(Stored data)
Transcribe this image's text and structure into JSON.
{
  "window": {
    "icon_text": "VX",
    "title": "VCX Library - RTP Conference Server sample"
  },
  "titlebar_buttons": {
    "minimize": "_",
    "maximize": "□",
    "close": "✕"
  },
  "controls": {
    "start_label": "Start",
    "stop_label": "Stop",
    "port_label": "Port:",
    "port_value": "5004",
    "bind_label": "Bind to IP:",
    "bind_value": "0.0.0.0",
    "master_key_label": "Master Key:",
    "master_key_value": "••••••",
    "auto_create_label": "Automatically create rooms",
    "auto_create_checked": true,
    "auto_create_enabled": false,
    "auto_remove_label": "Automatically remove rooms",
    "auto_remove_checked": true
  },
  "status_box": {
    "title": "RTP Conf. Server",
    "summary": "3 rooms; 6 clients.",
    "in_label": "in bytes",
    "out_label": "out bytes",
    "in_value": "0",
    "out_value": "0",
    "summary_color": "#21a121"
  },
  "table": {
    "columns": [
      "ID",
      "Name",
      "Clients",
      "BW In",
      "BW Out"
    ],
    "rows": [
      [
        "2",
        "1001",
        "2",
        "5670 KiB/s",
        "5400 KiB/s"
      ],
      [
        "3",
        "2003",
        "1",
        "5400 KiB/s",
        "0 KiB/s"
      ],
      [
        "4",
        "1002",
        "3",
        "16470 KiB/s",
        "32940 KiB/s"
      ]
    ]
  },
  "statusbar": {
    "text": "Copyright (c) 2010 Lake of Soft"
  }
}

What to work on: All of the material must be reproduced exactly.

Written solution:
Transcribe this image's text and structure into JSON.
{
  "window": {
    "icon_text": "VX",
    "title": "VCX Library - RTP Conference Server sample"
  },
  "titlebar_buttons": {
    "minimize": "_",
    "maximize": "□",
    "close": "✕"
  },
  "controls": {
    "start_label": "Start",
    "stop_label": "Stop",
    "port_label": "Port:",
    "port_value": "5004",
    "bind_label": "Bind to IP:",
    "bind_value": "0.0.0.0",
    "master_key_label": "Master Key:",
    "master_key_value": "••••••",
    "auto_create_label": "Automatically create rooms",
    "auto_create_checked": true,
    "auto_create_enabled": false,
    "auto_remove_label": "Automatically remove rooms",
    "auto_remove_checked": true
  },
  "status_box": {
    "title": "RTP Conf. Server",
    "summary": "3 rooms; 6 clients.",
    "in_label": "in bytes",
    "out_label": "out bytes",
    "in_value": "0",
    "out_value": "0",
    "summary_color": "#21a121"
  },
  "table": {
    "columns": [
      "ID",
      "Name",
      "Clients",
      "BW In",
      "BW Out"
    ],
    "rows": [
      [
        "2",
        "1001",
        "2",
        "5670 KiB/s",
        "5400 KiB/s"
      ],
      [
        "3",
        "2003",
        "1",
        "5400 KiB/s",
        "0 KiB/s"
      ],
      [
        "4",
        "1002",
        "3",
        "16470 KiB/s",
        "32940 KiB/s"
      ]
    ]
  },
  "statusbar": {
    "text": "Copyright (c) 2010 Lake of Soft"
  }
}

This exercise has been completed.